==== Supplied entries ====

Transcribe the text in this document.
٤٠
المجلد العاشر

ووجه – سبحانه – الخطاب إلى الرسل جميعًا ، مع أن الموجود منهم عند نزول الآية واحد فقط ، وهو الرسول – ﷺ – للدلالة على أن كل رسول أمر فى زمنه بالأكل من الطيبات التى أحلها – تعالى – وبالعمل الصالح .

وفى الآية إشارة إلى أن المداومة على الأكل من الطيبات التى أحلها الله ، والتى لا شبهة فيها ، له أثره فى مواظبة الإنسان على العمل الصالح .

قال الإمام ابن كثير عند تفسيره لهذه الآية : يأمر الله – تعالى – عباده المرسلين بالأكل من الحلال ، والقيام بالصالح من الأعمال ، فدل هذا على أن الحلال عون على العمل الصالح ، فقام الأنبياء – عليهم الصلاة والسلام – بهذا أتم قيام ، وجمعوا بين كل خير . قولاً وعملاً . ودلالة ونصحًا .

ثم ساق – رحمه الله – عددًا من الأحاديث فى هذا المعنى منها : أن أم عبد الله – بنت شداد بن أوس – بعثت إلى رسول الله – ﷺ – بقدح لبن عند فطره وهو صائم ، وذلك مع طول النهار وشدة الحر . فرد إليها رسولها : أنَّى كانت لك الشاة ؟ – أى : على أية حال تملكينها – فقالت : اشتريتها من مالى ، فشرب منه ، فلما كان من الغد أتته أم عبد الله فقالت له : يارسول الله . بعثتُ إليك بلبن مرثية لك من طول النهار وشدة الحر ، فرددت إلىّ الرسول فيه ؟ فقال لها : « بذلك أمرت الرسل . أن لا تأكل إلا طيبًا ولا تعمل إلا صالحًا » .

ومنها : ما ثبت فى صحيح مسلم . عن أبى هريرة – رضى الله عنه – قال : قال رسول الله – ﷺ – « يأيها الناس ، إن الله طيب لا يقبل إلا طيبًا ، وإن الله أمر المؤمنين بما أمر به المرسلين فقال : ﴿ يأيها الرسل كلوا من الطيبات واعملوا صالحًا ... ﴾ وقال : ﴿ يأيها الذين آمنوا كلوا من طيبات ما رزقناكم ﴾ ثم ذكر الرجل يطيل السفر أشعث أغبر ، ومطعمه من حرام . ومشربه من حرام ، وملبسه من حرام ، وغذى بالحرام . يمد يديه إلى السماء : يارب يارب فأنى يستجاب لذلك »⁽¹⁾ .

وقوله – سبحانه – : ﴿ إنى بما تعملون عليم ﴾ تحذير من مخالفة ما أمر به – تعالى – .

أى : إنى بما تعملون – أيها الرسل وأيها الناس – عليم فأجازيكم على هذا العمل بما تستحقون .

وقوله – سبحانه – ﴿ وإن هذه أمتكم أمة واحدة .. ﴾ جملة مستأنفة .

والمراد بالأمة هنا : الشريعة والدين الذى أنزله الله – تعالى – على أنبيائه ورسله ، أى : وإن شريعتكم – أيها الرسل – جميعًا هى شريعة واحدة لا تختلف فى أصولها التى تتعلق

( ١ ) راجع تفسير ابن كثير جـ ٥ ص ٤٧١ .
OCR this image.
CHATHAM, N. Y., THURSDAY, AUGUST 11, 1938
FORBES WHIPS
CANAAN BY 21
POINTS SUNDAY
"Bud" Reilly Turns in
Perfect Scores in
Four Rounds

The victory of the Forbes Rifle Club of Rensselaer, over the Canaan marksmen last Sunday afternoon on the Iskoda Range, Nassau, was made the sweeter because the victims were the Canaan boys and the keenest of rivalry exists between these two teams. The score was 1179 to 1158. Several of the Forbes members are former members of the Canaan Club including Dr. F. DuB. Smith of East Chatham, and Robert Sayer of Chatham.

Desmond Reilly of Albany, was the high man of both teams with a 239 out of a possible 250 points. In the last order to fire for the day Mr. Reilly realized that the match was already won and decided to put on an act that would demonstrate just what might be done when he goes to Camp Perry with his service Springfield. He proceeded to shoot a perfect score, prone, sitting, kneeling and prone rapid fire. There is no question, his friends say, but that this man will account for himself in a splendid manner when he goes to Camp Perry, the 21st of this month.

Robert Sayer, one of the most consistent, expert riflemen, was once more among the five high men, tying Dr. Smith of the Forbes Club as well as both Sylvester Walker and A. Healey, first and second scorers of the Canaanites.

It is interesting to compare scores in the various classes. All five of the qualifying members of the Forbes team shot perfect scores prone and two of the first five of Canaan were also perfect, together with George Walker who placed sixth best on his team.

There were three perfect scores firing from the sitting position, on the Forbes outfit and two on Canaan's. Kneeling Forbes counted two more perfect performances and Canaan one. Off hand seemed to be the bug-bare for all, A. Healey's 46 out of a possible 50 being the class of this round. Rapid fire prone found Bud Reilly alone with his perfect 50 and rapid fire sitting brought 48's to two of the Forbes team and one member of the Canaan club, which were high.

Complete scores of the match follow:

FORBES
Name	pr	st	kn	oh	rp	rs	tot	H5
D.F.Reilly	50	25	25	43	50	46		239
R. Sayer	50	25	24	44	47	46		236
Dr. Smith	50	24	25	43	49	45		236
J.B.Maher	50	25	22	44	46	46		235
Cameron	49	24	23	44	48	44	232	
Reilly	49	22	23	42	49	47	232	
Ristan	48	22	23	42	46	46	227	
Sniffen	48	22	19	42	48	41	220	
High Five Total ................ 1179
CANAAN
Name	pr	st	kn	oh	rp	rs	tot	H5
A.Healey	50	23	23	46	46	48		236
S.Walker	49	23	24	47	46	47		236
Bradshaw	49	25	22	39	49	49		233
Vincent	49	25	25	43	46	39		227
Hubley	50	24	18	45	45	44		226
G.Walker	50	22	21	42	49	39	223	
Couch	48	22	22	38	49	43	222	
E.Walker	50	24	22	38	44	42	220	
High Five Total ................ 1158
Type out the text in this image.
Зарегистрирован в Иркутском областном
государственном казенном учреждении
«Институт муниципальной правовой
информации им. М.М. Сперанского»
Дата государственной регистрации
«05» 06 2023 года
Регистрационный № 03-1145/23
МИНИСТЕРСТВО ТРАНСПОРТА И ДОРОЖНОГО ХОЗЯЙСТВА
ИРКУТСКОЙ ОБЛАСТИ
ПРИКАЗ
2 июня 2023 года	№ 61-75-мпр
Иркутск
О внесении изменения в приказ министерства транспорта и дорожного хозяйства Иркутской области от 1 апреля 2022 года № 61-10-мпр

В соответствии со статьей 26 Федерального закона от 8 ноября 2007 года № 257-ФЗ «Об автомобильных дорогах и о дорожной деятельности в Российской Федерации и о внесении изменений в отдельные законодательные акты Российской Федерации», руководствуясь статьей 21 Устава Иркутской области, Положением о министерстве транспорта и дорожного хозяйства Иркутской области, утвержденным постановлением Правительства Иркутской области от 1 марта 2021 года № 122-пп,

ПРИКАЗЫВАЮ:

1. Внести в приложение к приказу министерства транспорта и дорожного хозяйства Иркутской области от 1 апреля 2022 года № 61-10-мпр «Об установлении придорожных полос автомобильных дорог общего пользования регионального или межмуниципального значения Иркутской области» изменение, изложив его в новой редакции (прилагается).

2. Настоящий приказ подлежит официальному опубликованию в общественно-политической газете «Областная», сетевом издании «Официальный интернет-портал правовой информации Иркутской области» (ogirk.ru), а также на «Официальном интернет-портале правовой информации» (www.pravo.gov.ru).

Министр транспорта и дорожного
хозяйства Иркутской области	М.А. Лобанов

====

Write out every line of the listing that holds the word "واحدة".

وقوله – سبحانه – ﴿ وإن هذه أمتكم أمة واحدة .. ﴾ جملة مستأنفة .
والمراد بالأمة هنا : الشريعة والدين الذى أنزله الله – تعالى – على أنبيائه ورسله ، أى : وإن شريعتكم – أيها الرسل – جميعًا هى شريعة واحدة لا تختلف فى أصولها التى تتعلق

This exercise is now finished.